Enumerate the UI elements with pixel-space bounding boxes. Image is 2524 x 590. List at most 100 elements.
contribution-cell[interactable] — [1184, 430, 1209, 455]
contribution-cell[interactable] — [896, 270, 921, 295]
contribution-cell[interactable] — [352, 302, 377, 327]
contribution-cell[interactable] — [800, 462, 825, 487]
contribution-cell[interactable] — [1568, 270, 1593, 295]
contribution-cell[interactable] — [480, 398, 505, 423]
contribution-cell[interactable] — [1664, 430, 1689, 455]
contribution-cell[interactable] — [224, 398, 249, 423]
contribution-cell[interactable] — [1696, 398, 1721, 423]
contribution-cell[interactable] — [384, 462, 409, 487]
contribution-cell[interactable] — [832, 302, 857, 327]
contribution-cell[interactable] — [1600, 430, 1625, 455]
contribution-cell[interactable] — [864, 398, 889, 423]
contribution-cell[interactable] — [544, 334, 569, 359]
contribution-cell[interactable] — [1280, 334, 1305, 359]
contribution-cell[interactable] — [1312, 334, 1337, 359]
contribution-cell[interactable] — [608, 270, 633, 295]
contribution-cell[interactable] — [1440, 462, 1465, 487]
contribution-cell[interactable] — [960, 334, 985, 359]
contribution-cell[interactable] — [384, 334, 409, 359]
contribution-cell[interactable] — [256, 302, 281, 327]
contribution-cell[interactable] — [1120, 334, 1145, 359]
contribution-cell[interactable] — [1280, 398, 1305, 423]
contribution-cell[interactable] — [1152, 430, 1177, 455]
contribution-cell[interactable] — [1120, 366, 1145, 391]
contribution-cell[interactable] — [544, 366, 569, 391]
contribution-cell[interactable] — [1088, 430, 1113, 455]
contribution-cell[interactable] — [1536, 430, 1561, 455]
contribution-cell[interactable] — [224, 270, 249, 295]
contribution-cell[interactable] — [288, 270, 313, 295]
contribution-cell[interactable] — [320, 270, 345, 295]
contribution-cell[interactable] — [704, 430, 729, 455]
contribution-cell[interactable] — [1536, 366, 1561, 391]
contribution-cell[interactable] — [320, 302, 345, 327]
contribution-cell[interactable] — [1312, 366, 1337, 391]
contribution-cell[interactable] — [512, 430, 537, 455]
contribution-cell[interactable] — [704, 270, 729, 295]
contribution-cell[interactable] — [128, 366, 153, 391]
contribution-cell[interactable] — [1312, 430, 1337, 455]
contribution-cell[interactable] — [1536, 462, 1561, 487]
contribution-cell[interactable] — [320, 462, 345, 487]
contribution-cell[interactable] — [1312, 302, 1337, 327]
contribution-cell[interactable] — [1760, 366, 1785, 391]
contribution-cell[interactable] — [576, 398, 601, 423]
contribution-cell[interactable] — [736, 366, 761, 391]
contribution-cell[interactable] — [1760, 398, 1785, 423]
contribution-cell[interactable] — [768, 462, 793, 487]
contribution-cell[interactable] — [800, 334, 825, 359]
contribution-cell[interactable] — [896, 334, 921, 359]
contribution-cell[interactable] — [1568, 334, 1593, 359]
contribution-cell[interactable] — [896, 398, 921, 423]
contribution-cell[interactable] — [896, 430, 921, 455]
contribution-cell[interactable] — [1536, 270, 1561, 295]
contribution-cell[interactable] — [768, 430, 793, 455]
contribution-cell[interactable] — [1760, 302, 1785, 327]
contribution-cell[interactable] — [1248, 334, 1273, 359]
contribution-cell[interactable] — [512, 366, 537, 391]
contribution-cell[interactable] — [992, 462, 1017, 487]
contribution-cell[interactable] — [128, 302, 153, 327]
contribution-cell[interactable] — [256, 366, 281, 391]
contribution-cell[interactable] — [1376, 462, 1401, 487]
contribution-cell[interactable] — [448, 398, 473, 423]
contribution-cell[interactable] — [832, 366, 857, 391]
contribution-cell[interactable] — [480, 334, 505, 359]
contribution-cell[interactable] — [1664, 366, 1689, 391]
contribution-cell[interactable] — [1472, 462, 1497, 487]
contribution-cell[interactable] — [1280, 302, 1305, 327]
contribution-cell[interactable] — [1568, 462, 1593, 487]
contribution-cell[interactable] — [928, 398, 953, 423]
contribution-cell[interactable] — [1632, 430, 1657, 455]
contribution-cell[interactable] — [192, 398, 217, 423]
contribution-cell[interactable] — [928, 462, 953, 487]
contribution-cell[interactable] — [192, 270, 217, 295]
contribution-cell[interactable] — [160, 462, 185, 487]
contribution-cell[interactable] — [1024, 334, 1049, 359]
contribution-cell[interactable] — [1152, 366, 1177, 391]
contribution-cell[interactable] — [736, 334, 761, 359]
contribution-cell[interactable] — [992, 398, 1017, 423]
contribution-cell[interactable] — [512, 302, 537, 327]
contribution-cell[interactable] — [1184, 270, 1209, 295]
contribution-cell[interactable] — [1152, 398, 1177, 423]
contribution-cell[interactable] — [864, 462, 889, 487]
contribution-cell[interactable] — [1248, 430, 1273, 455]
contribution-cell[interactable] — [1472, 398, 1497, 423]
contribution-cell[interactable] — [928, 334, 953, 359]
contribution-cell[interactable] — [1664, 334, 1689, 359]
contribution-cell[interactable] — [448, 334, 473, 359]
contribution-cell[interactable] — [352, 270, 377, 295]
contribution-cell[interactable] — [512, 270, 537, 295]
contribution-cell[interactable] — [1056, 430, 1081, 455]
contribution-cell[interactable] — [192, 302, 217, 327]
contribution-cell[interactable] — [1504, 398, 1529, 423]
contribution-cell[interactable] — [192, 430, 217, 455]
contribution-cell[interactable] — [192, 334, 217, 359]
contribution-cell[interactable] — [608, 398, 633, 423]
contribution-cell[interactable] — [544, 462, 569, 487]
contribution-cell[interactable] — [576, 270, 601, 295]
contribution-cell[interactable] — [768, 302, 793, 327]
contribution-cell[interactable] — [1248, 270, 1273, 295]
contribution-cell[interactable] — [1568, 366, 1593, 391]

━━━

• [EXERCISE]: Recast the material from its first line up to and including the line containing "contribution-cell[interactable] — [1568, 270, 1593, 295]" as a Markdown table with columns Row and Text. Number each line and leave out any blank lines.

• [EXERCISE RESULT]:
| Row | Text |
|---|---|
| 1 | Enumerate the UI elements with pixel-space bounding boxes. Image is 2524 x 590. List at most 100 elements. |
| 2 | contribution-cell[interactable] — [1184, 430, 1209, 455] |
| 3 | contribution-cell[interactable] — [896, 270, 921, 295] |
| 4 | contribution-cell[interactable] — [352, 302, 377, 327] |
| 5 | contribution-cell[interactable] — [800, 462, 825, 487] |
| 6 | contribution-cell[interactable] — [1568, 270, 1593, 295] |